**EXERCISE AIM**
Write out the entries again exactly as they are given.

**MATERIAL FOR THE TASK**

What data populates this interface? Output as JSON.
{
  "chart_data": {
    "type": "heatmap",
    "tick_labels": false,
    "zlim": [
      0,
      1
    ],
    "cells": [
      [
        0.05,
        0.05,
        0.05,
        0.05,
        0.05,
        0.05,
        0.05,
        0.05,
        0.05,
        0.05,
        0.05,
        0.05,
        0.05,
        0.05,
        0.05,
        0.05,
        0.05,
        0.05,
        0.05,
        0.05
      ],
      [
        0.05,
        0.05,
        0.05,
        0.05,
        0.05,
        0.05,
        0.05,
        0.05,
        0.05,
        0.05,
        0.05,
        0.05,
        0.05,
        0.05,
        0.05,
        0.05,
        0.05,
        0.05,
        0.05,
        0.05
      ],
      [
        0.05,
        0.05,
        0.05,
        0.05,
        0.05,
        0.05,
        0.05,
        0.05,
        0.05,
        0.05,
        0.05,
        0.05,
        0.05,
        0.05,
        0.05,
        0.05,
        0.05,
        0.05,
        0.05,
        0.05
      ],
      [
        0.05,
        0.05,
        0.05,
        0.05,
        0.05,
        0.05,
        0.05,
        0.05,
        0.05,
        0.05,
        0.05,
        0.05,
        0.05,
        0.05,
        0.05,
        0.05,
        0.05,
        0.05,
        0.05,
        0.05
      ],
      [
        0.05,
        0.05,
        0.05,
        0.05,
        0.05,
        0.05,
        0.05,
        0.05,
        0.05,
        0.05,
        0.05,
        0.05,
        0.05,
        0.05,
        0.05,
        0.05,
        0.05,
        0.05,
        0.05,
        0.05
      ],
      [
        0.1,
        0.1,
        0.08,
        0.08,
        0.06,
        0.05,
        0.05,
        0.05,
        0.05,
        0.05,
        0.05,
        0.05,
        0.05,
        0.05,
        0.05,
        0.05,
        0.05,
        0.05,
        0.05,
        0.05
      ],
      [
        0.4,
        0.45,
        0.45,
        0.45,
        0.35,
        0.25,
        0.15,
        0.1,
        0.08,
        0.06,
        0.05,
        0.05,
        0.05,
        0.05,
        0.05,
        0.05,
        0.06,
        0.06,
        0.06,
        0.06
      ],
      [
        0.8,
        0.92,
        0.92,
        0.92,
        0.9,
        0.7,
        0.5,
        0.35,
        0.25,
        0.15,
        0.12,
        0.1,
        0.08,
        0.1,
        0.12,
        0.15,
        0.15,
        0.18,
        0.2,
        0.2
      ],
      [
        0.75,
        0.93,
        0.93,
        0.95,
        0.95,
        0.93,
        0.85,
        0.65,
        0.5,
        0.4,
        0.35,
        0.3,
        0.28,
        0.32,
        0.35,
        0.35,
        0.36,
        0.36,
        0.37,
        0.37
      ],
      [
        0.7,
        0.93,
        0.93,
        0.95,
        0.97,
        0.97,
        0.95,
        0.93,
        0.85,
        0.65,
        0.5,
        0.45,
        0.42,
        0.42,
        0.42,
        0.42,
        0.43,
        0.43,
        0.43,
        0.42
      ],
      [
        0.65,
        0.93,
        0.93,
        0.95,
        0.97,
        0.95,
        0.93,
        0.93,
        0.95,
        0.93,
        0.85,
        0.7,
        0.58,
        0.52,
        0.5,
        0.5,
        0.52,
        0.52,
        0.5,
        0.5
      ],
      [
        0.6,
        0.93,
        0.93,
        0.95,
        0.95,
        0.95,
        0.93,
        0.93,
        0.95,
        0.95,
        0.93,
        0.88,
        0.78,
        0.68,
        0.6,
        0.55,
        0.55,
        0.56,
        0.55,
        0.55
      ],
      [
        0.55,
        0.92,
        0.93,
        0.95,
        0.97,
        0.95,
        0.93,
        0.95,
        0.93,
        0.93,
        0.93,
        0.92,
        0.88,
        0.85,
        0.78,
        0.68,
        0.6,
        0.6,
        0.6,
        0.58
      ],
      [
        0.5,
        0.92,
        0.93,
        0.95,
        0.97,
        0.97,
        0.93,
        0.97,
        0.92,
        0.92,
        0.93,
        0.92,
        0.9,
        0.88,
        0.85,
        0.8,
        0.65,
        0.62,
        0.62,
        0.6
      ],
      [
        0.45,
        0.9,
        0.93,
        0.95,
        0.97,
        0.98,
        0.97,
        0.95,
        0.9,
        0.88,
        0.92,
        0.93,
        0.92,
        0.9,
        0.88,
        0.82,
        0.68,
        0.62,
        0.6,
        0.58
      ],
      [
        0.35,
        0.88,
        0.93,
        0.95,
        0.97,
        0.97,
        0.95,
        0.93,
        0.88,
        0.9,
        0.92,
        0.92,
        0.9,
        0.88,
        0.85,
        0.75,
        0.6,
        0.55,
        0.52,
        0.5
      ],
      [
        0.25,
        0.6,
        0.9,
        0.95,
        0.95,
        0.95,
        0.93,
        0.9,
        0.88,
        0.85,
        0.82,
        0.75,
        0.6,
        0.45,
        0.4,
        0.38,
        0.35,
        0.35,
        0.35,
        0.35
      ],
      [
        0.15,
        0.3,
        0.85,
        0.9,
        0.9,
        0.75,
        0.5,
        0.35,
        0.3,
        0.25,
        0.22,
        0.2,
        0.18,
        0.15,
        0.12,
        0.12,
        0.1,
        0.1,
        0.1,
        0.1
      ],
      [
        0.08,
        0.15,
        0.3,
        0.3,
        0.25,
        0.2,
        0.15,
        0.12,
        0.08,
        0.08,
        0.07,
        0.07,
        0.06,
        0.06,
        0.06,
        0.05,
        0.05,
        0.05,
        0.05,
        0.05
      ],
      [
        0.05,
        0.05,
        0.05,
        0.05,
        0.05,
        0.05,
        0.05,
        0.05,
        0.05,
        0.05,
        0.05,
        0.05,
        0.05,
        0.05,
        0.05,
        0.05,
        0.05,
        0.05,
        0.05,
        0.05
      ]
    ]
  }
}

**WRITTEN RESPONSE**
What data populates this interface? Output as JSON.
{
  "chart_data": {
    "type": "heatmap",
    "tick_labels": false,
    "zlim": [
      0,
      1
    ],
    "cells": [
      [
        0.05,
        0.05,
        0.05,
        0.05,
        0.05,
        0.05,
        0.05,
        0.05,
        0.05,
        0.05,
        0.05,
        0.05,
        0.05,
        0.05,
        0.05,
        0.05,
        0.05,
        0.05,
        0.05,
        0.05
      ],
      [
        0.05,
        0.05,
        0.05,
        0.05,
        0.05,
        0.05,
        0.05,
        0.05,
        0.05,
        0.05,
        0.05,
        0.05,
        0.05,
        0.05,
        0.05,
        0.05,
        0.05,
        0.05,
        0.05,
        0.05
      ],
      [
        0.05,
        0.05,
        0.05,
        0.05,
        0.05,
        0.05,
        0.05,
        0.05,
        0.05,
        0.05,
        0.05,
        0.05,
        0.05,
        0.05,
        0.05,
        0.05,
        0.05,
        0.05,
        0.05,
        0.05
      ],
      [
        0.05,
        0.05,
        0.05,
        0.05,
        0.05,
        0.05,
        0.05,
        0.05,
        0.05,
        0.05,
        0.05,
        0.05,
        0.05,
        0.05,
        0.05,
        0.05,
        0.05,
        0.05,
        0.05,
        0.05
      ],
      [
        0.05,
        0.05,
        0.05,
        0.05,
        0.05,
        0.05,
        0.05,
        0.05,
        0.05,
        0.05,
        0.05,
        0.05,
        0.05,
        0.05,
        0.05,
        0.05,
        0.05,
        0.05,
        0.05,
        0.05
      ],
      [
        0.1,
        0.1,
        0.08,
        0.08,
        0.06,
        0.05,
        0.05,
        0.05,
        0.05,
        0.05,
        0.05,
        0.05,
        0.05,
        0.05,
        0.05,
        0.05,
        0.05,
        0.05,
        0.05,
        0.05
      ],
      [
        0.4,
        0.45,
        0.45,
        0.45,
        0.35,
        0.25,
        0.15,
        0.1,
        0.08,
        0.06,
        0.05,
        0.05,
        0.05,
        0.05,
        0.05,
        0.05,
        0.06,
        0.06,
        0.06,
        0.06
      ],
      [
        0.8,
        0.92,
        0.92,
        0.92,
        0.9,
        0.7,
        0.5,
        0.35,
        0.25,
        0.15,
        0.12,
        0.1,
        0.08,
        0.1,
        0.12,
        0.15,
        0.15,
        0.18,
        0.2,
        0.2
      ],
      [
        0.75,
        0.93,
        0.93,
        0.95,
        0.95,
        0.93,
        0.85,
        0.65,
        0.5,
        0.4,
        0.35,
        0.3,
        0.28,
        0.32,
        0.35,
        0.35,
        0.36,
        0.36,
        0.37,
        0.37
      ],
      [
        0.7,
        0.93,
        0.93,
        0.95,
        0.97,
        0.97,
        0.95,
        0.93,
        0.85,
        0.65,
        0.5,
        0.45,
        0.42,
        0.42,
        0.42,
        0.42,
        0.43,
        0.43,
        0.43,
        0.42
      ],
      [
        0.65,
        0.93,
        0.93,
        0.95,
        0.97,
        0.95,
        0.93,
        0.93,
        0.95,
        0.93,
        0.85,
        0.7,
        0.58,
        0.52,
        0.5,
        0.5,
        0.52,
        0.52,
        0.5,
        0.5
      ],
      [
        0.6,
        0.93,
        0.93,
        0.95,
        0.95,
        0.95,
        0.93,
        0.93,
        0.95,
        0.95,
        0.93,
        0.88,
        0.78,
        0.68,
        0.6,
        0.55,
        0.55,
        0.56,
        0.55,
        0.55
      ],
      [
        0.55,
        0.92,
        0.93,
        0.95,
        0.97,
        0.95,
        0.93,
        0.95,
        0.93,
        0.93,
        0.93,
        0.92,
        0.88,
        0.85,
        0.78,
        0.68,
        0.6,
        0.6,
        0.6,
        0.58
      ],
      [
        0.5,
        0.92,
        0.93,
        0.95,
        0.97,
        0.97,
        0.93,
        0.97,
        0.92,
        0.92,
        0.93,
        0.92,
        0.9,
        0.88,
        0.85,
        0.8,
        0.65,
        0.62,
        0.62,
        0.6
      ],
      [
        0.45,
        0.9,
        0.93,
        0.95,
        0.97,
        0.98,
        0.97,
        0.95,
        0.9,
        0.88,
        0.92,
        0.93,
        0.92,
        0.9,
        0.88,
        0.82,
        0.68,
        0.62,
        0.6,
        0.58
      ],
      [
        0.35,
        0.88,
        0.93,
        0.95,
        0.97,
        0.97,
        0.95,
        0.93,
        0.88,
        0.9,
        0.92,
        0.92,
        0.9,
        0.88,
        0.85,
        0.75,
        0.6,
        0.55,
        0.52,
        0.5
      ],
      [
        0.25,
        0.6,
        0.9,
        0.95,
        0.95,
        0.95,
        0.93,
        0.9,
        0.88,
        0.85,
        0.82,
        0.75,
        0.6,
        0.45,
        0.4,
        0.38,
        0.35,
        0.35,
        0.35,
        0.35
      ],
      [
        0.15,
        0.3,
        0.85,
        0.9,
        0.9,
        0.75,
        0.5,
        0.35,
        0.3,
        0.25,
        0.22,
        0.2,
        0.18,
        0.15,
        0.12,
        0.12,
        0.1,
        0.1,
        0.1,
        0.1
      ],
      [
        0.08,
        0.15,
        0.3,
        0.3,
        0.25,
        0.2,
        0.15,
        0.12,
        0.08,
        0.08,
        0.07,
        0.07,
        0.06,
        0.06,
        0.06,
        0.05,
        0.05,
        0.05,
        0.05,
        0.05
      ],
      [
        0.05,
        0.05,
        0.05,
        0.05,
        0.05,
        0.05,
        0.05,
        0.05,
        0.05,
        0.05,
        0.05,
        0.05,
        0.05,
        0.05,
        0.05,
        0.05,
        0.05,
        0.05,
        0.05,
        0.05
      ]
    ]
  }
}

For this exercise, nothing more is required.